*Stated exercise:* Omit all images. Write out the rest of the material exactly.

*Supplied material:*
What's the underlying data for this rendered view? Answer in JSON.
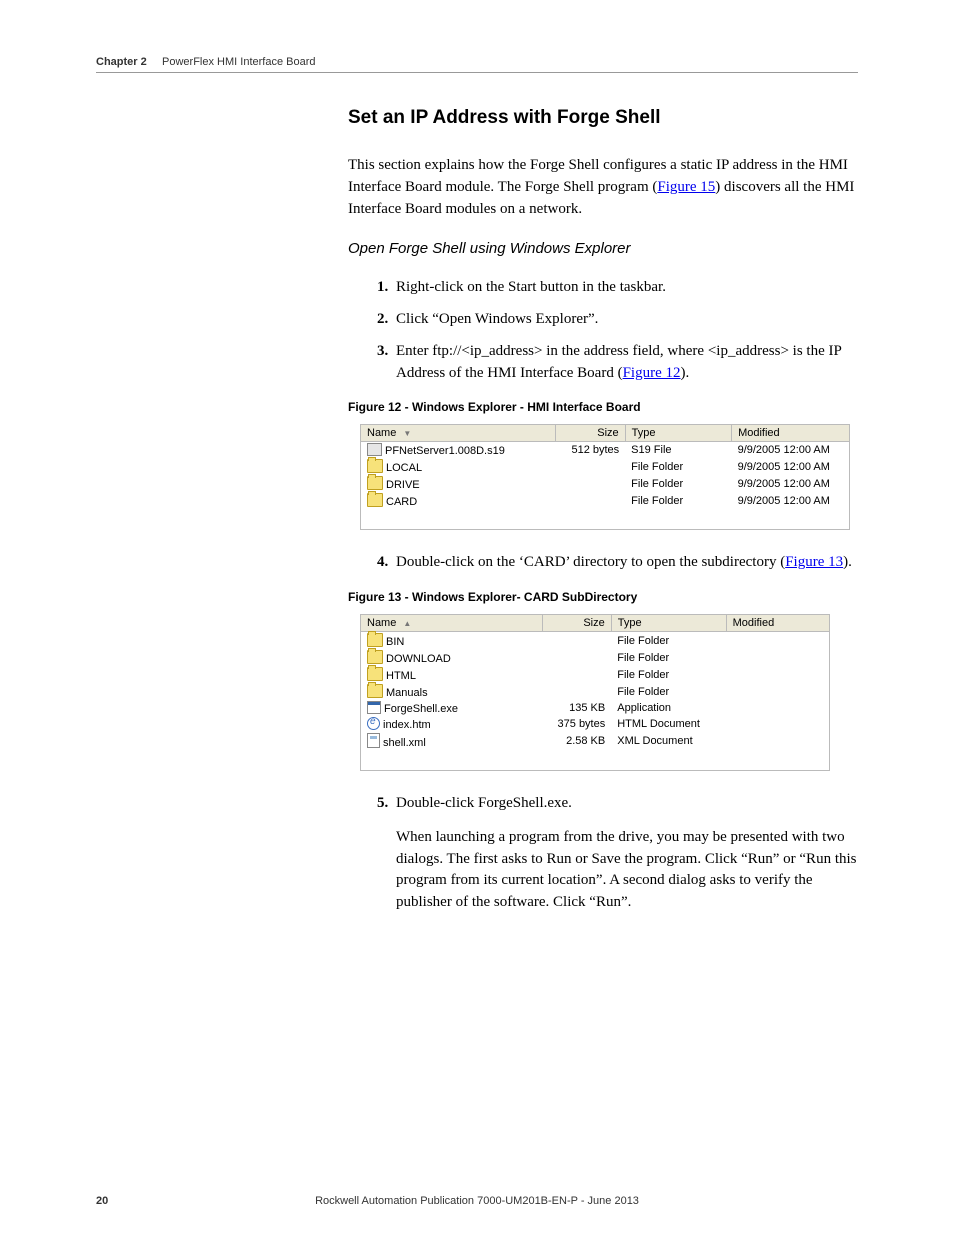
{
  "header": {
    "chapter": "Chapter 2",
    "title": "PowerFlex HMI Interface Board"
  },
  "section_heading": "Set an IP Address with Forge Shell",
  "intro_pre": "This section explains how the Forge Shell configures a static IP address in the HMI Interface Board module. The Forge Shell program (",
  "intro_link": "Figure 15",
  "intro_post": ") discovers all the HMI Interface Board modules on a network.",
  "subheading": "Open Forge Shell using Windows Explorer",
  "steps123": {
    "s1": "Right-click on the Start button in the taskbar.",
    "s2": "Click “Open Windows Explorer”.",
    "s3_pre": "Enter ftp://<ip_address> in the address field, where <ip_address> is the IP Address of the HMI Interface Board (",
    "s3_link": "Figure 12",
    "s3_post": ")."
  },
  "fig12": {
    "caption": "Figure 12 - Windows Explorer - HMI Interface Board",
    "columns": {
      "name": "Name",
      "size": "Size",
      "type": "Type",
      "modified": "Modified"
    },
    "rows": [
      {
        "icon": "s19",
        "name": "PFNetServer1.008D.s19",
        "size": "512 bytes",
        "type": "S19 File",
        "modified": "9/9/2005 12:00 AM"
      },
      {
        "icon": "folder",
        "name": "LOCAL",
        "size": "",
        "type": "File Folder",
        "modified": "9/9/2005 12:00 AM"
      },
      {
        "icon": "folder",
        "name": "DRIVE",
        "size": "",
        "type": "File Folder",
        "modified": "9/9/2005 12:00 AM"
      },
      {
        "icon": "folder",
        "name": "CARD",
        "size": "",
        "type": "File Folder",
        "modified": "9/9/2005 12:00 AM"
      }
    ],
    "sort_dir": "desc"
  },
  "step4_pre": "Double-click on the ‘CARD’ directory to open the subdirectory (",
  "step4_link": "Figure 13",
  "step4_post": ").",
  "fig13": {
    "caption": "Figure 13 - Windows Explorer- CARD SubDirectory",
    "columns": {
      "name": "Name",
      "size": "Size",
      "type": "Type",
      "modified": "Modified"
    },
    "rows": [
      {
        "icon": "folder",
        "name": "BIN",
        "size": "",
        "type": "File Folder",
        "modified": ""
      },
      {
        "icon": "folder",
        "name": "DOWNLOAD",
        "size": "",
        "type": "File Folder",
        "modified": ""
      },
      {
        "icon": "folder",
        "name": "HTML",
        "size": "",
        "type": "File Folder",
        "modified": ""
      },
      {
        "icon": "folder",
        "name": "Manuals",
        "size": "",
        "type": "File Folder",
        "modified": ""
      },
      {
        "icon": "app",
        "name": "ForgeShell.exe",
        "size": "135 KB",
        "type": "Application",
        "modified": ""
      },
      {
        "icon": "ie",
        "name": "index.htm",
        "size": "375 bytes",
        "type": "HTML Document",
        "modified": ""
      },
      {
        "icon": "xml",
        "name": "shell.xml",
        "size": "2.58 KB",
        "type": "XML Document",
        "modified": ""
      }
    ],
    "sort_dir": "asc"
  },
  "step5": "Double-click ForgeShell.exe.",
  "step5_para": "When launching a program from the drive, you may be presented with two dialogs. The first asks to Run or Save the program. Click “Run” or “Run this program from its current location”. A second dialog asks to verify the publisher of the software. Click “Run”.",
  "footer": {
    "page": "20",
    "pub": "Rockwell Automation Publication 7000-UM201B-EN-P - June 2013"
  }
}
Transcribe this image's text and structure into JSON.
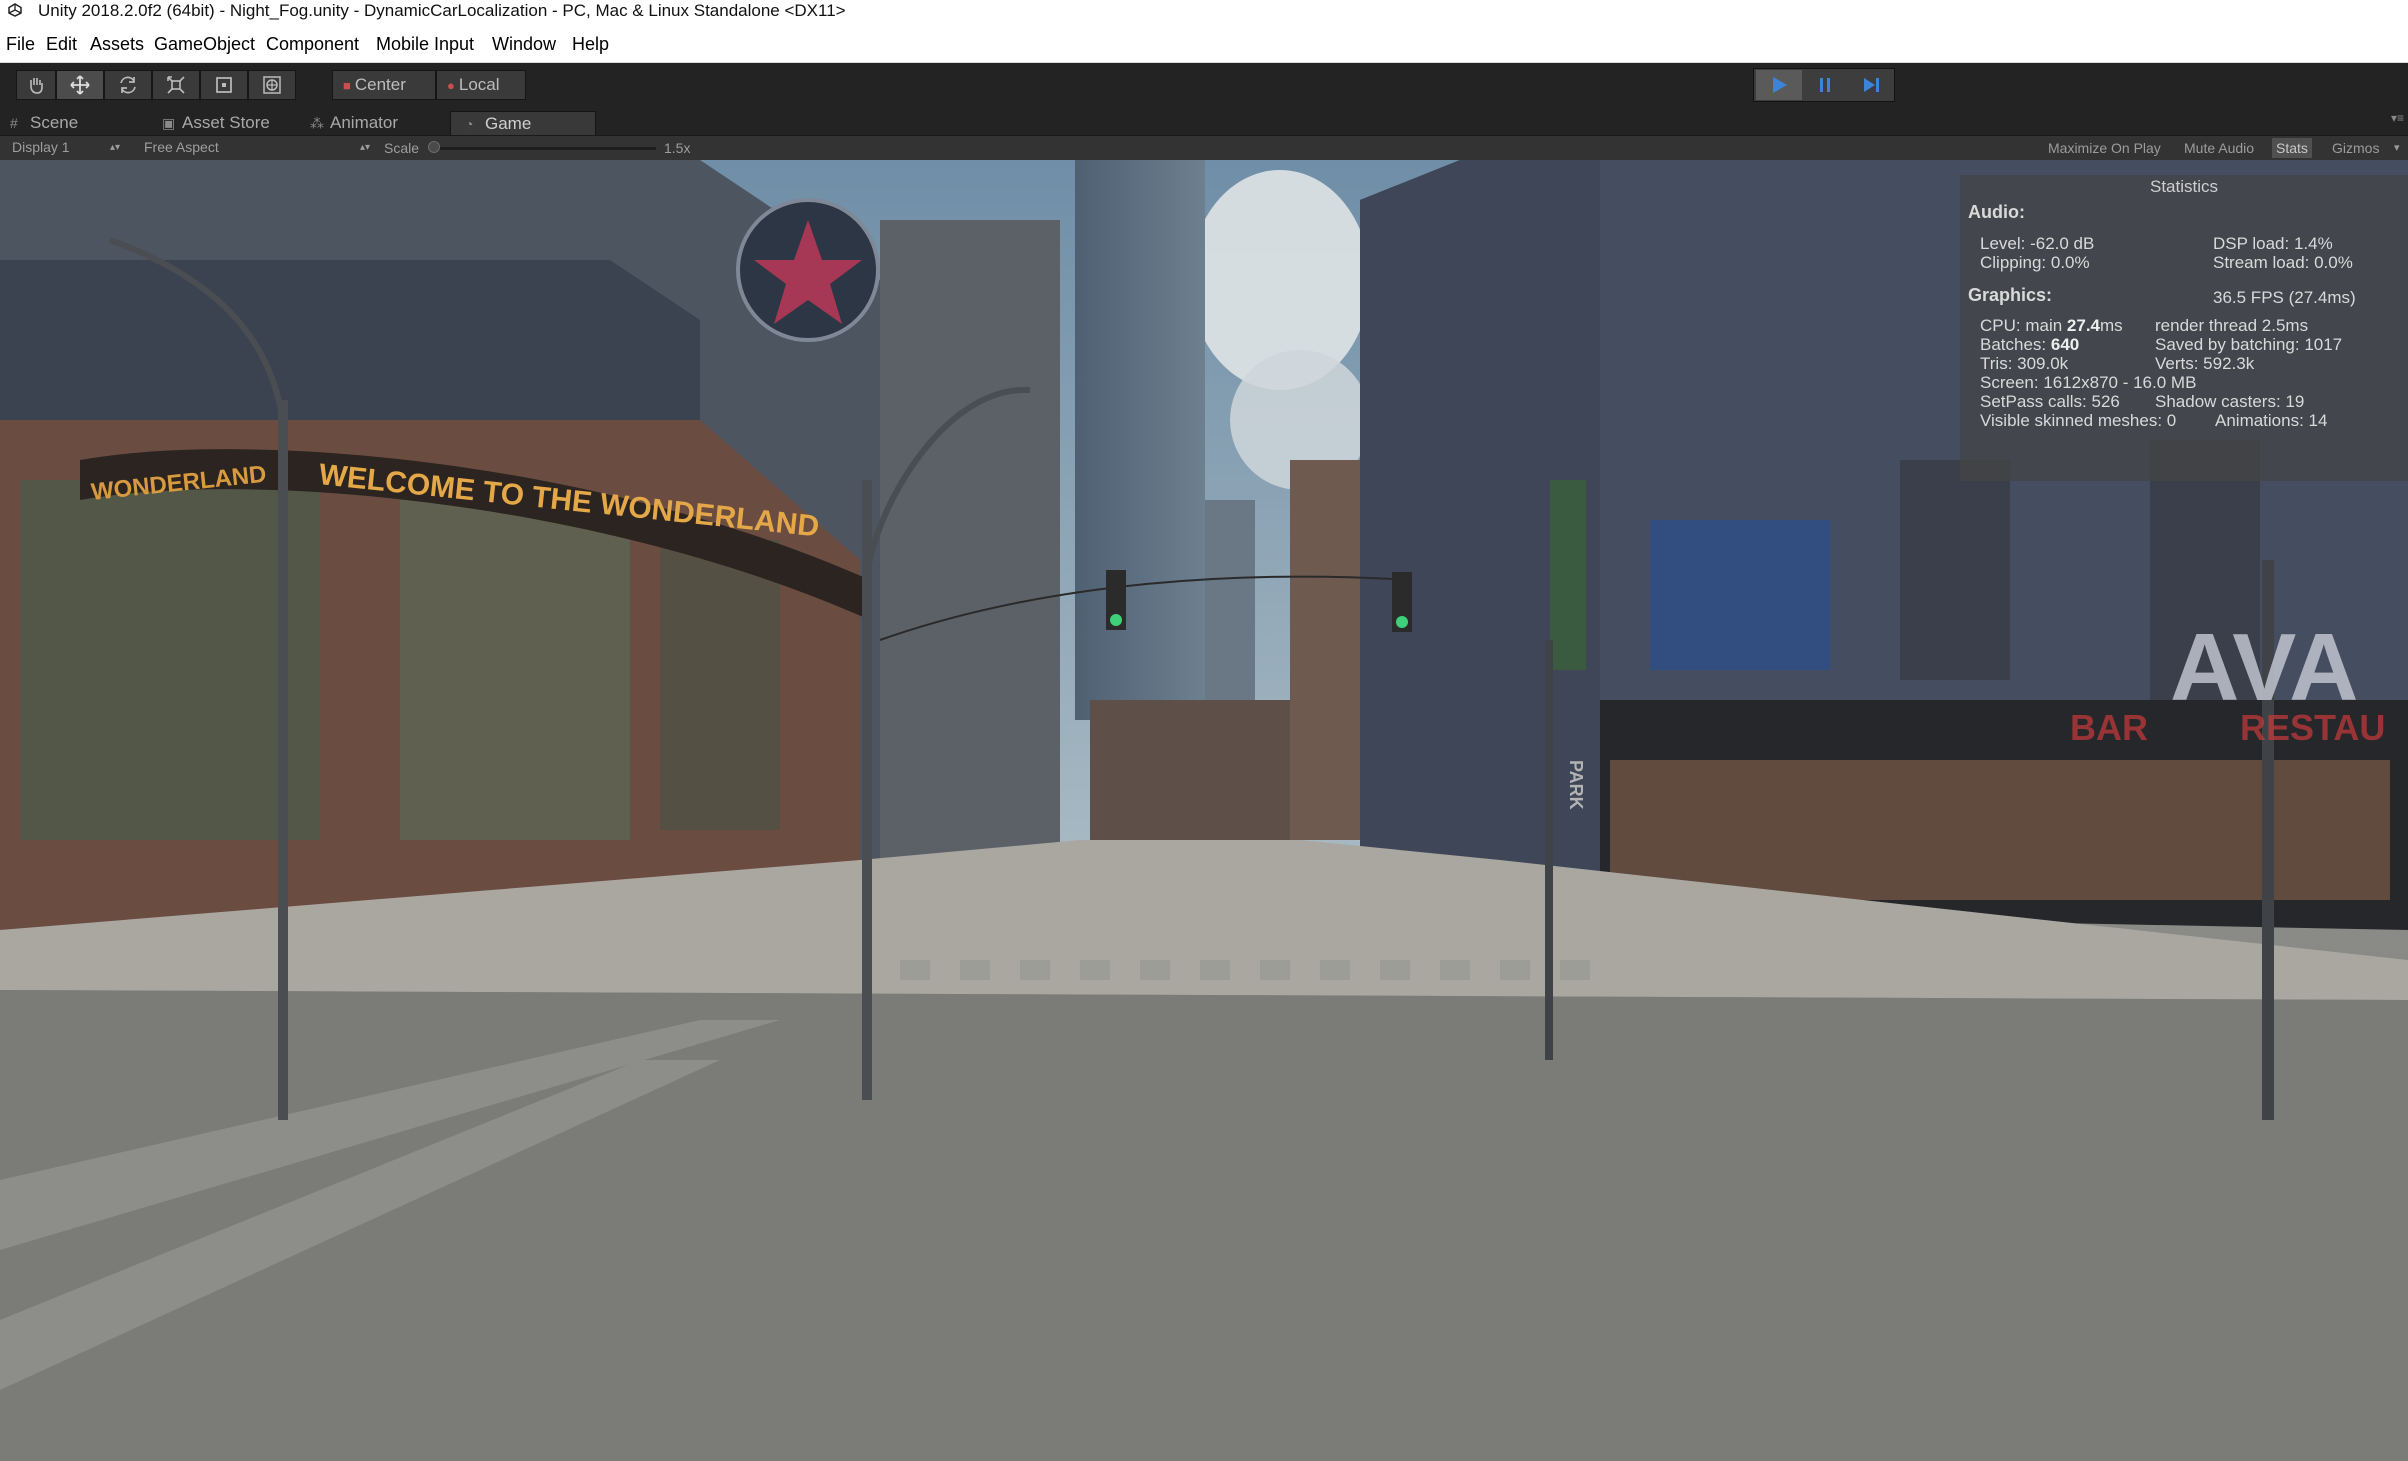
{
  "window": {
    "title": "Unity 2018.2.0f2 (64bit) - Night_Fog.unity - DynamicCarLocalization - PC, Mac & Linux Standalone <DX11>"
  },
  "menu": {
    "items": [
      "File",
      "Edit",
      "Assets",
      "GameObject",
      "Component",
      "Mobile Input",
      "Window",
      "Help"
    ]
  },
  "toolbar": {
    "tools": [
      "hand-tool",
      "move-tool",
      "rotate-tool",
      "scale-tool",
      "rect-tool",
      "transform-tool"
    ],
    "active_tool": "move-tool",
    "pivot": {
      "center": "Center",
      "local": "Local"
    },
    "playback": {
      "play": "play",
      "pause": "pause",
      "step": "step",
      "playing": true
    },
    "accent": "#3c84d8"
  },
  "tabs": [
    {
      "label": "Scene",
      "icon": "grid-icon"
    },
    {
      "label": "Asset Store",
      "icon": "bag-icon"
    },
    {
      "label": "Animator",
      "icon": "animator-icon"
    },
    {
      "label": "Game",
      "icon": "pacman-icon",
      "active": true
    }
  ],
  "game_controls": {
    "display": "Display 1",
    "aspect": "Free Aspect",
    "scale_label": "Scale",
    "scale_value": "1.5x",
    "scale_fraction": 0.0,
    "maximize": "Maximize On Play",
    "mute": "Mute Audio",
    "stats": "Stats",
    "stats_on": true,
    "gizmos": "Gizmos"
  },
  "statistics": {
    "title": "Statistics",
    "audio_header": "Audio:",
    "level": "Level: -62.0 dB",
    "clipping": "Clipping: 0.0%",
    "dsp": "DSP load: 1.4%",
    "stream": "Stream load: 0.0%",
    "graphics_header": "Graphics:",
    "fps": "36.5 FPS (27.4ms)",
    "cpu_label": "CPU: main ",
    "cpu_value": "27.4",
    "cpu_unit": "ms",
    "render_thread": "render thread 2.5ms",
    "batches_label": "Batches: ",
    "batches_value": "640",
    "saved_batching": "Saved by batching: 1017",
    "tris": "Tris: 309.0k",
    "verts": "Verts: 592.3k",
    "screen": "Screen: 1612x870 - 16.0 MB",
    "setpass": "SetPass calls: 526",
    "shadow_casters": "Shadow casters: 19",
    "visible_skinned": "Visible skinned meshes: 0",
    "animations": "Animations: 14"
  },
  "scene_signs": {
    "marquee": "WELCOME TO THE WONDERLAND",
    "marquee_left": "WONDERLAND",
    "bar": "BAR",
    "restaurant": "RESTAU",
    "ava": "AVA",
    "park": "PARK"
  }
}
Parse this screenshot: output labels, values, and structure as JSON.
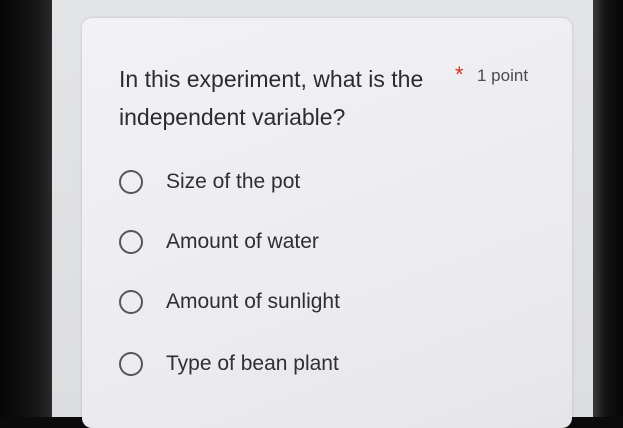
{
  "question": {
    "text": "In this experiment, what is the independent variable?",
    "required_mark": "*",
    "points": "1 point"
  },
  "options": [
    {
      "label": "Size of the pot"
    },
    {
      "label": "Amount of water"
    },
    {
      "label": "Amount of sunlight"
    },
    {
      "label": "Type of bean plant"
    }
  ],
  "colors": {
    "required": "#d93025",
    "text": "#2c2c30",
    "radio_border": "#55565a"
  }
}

*Full answer:*
What's the underlying data for this rendered view? Answer in JSON.
{
  "header": {
    "chapter": "Chapter 2",
    "title": "PowerFlex HMI Interface Board"
  },
  "section_heading": "Set an IP Address with Forge Shell",
  "intro_pre": "This section explains how the Forge Shell configures a static IP address in the HMI Interface Board module. The Forge Shell program (",
  "intro_link": "Figure 15",
  "intro_post": ") discovers all the HMI Interface Board modules on a network.",
  "subheading": "Open Forge Shell using Windows Explorer",
  "steps123": {
    "s1": "Right-click on the Start button in the taskbar.",
    "s2": "Click “Open Windows Explorer”.",
    "s3_pre": "Enter ftp://<ip_address> in the address field, where <ip_address> is the IP Address of the HMI Interface Board (",
    "s3_link": "Figure 12",
    "s3_post": ")."
  },
  "fig12": {
    "caption": "Figure 12 - Windows Explorer - HMI Interface Board",
    "columns": {
      "name": "Name",
      "size": "Size",
      "type": "Type",
      "modified": "Modified"
    },
    "rows": [
      {
        "icon": "s19",
        "name": "PFNetServer1.008D.s19",
        "size": "512 bytes",
        "type": "S19 File",
        "modified": "9/9/2005 12:00 AM"
      },
      {
        "icon": "folder",
        "name": "LOCAL",
        "size": "",
        "type": "File Folder",
        "modified": "9/9/2005 12:00 AM"
      },
      {
        "icon": "folder",
        "name": "DRIVE",
        "size": "",
        "type": "File Folder",
        "modified": "9/9/2005 12:00 AM"
      },
      {
        "icon": "folder",
        "name": "CARD",
        "size": "",
        "type": "File Folder",
        "modified": "9/9/2005 12:00 AM"
      }
    ],
    "sort_dir": "desc"
  },
  "step4_pre": "Double-click on the ‘CARD’ directory to open the subdirectory (",
  "step4_link": "Figure 13",
  "step4_post": ").",
  "fig13": {
    "caption": "Figure 13 - Windows Explorer- CARD SubDirectory",
    "columns": {
      "name": "Name",
      "size": "Size",
      "type": "Type",
      "modified": "Modified"
    },
    "rows": [
      {
        "icon": "folder",
        "name": "BIN",
        "size": "",
        "type": "File Folder",
        "modified": ""
      },
      {
        "icon": "folder",
        "name": "DOWNLOAD",
        "size": "",
        "type": "File Folder",
        "modified": ""
      },
      {
        "icon": "folder",
        "name": "HTML",
        "size": "",
        "type": "File Folder",
        "modified": ""
      },
      {
        "icon": "folder",
        "name": "Manuals",
        "size": "",
        "type": "File Folder",
        "modified": ""
      },
      {
        "icon": "app",
        "name": "ForgeShell.exe",
        "size": "135 KB",
        "type": "Application",
        "modified": ""
      },
      {
        "icon": "ie",
        "name": "index.htm",
        "size": "375 bytes",
        "type": "HTML Document",
        "modified": ""
      },
      {
        "icon": "xml",
        "name": "shell.xml",
        "size": "2.58 KB",
        "type": "XML Document",
        "modified": ""
      }
    ],
    "sort_dir": "asc"
  },
  "step5": "Double-click ForgeShell.exe.",
  "step5_para": "When launching a program from the drive, you may be presented with two dialogs. The first asks to Run or Save the program. Click “Run” or “Run this program from its current location”. A second dialog asks to verify the publisher of the software. Click “Run”.",
  "footer": {
    "page": "20",
    "pub": "Rockwell Automation Publication 7000-UM201B-EN-P - June 2013"
  }
}
Transcribe this image's text and structure into JSON.
{
  "window": {
    "title": "Unity 2018.2.0f2 (64bit) - Night_Fog.unity - DynamicCarLocalization - PC, Mac & Linux Standalone <DX11>"
  },
  "menu": {
    "items": [
      "File",
      "Edit",
      "Assets",
      "GameObject",
      "Component",
      "Mobile Input",
      "Window",
      "Help"
    ]
  },
  "toolbar": {
    "tools": [
      "hand-tool",
      "move-tool",
      "rotate-tool",
      "scale-tool",
      "rect-tool",
      "transform-tool"
    ],
    "active_tool": "move-tool",
    "pivot": {
      "center": "Center",
      "local": "Local"
    },
    "playback": {
      "play": "play",
      "pause": "pause",
      "step": "step",
      "playing": true
    },
    "accent": "#3c84d8"
  },
  "tabs": [
    {
      "label": "Scene",
      "icon": "grid-icon"
    },
    {
      "label": "Asset Store",
      "icon": "bag-icon"
    },
    {
      "label": "Animator",
      "icon": "animator-icon"
    },
    {
      "label": "Game",
      "icon": "pacman-icon",
      "active": true
    }
  ],
  "game_controls": {
    "display": "Display 1",
    "aspect": "Free Aspect",
    "scale_label": "Scale",
    "scale_value": "1.5x",
    "scale_fraction": 0.0,
    "maximize": "Maximize On Play",
    "mute": "Mute Audio",
    "stats": "Stats",
    "stats_on": true,
    "gizmos": "Gizmos"
  },
  "statistics": {
    "title": "Statistics",
    "audio_header": "Audio:",
    "level": "Level: -62.0 dB",
    "clipping": "Clipping: 0.0%",
    "dsp": "DSP load: 1.4%",
    "stream": "Stream load: 0.0%",
    "graphics_header": "Graphics:",
    "fps": "36.5 FPS (27.4ms)",
    "cpu_label": "CPU: main ",
    "cpu_value": "27.4",
    "cpu_unit": "ms",
    "render_thread": "render thread 2.5ms",
    "batches_label": "Batches: ",
    "batches_value": "640",
    "saved_batching": "Saved by batching: 1017",
    "tris": "Tris: 309.0k",
    "verts": "Verts: 592.3k",
    "screen": "Screen: 1612x870 - 16.0 MB",
    "setpass": "SetPass calls: 526",
    "shadow_casters": "Shadow casters: 19",
    "visible_skinned": "Visible skinned meshes: 0",
    "animations": "Animations: 14"
  },
  "scene_signs": {
    "marquee": "WELCOME TO THE WONDERLAND",
    "marquee_left": "WONDERLAND",
    "bar": "BAR",
    "restaurant": "RESTAU",
    "ava": "AVA",
    "park": "PARK"
  }
}
Parse this screenshot: output labels, values, and structure as JSON.
{
  "question": {
    "text": "In this experiment, what is the independent variable?",
    "required_mark": "*",
    "points": "1 point"
  },
  "options": [
    {
      "label": "Size of the pot"
    },
    {
      "label": "Amount of water"
    },
    {
      "label": "Amount of sunlight"
    },
    {
      "label": "Type of bean plant"
    }
  ],
  "colors": {
    "required": "#d93025",
    "text": "#2c2c30",
    "radio_border": "#55565a"
  }
}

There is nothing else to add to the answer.